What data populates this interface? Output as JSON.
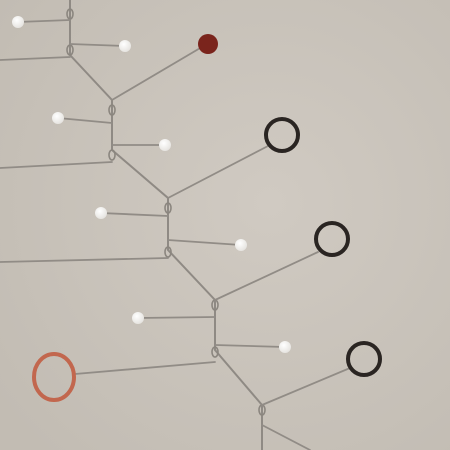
{
  "photo": {
    "subject": "",
    "colors": {
      "wall": "#c9c3bb",
      "wire": "#8f8a84",
      "bead": "#f4f3f1",
      "red_dot": "#7a241c",
      "dark_ring": "#2a2522",
      "copper_ring": "#c2674e"
    }
  }
}
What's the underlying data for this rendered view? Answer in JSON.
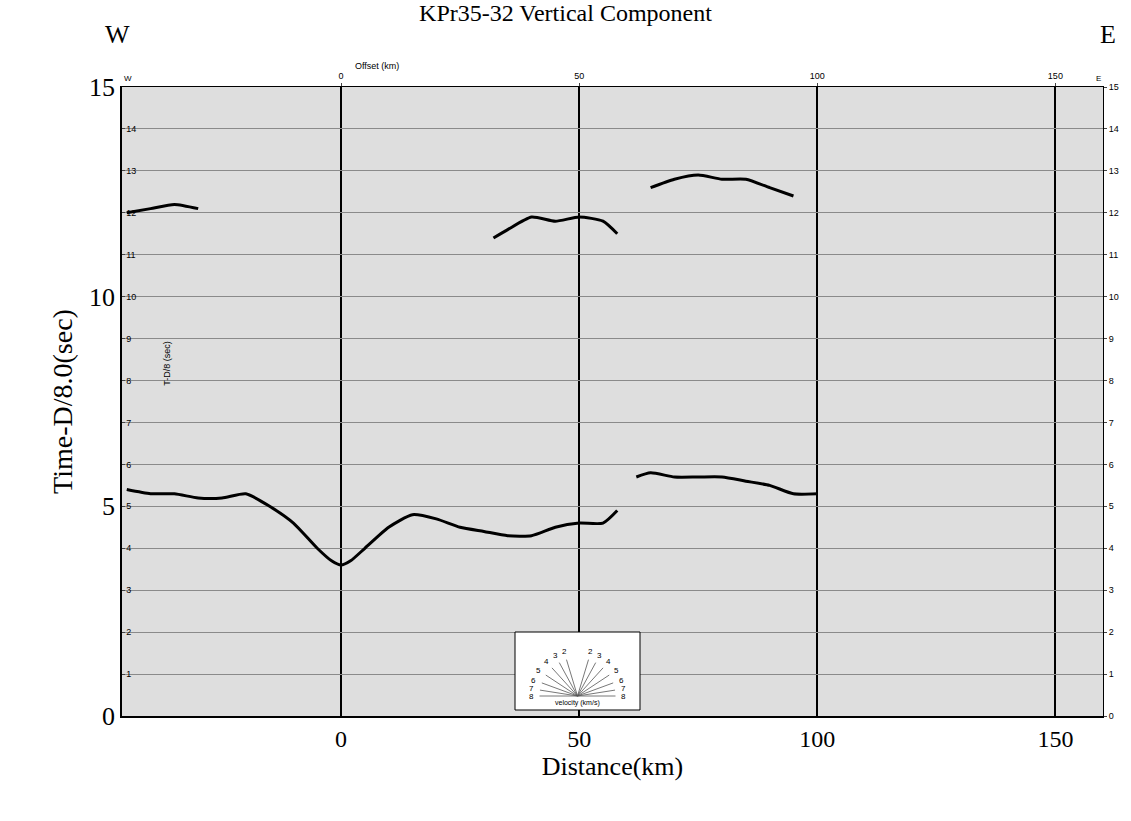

━━━

GIVEN REQUEST >>
Each line of the material must be retyped exactly, except that images are omitted.

SOLUTION FOR THIS EXERCISE >>
What data populates this interface? Output as JSON.
{
  "photo": {
    "subject": "",
    "colors": {
      "wall": "#c9c3bb",
      "wire": "#8f8a84",
      "bead": "#f4f3f1",
      "red_dot": "#7a241c",
      "dark_ring": "#2a2522",
      "copper_ring": "#c2674e"
    }
  }
}
What's the underlying data for this rendered view? Answer in JSON.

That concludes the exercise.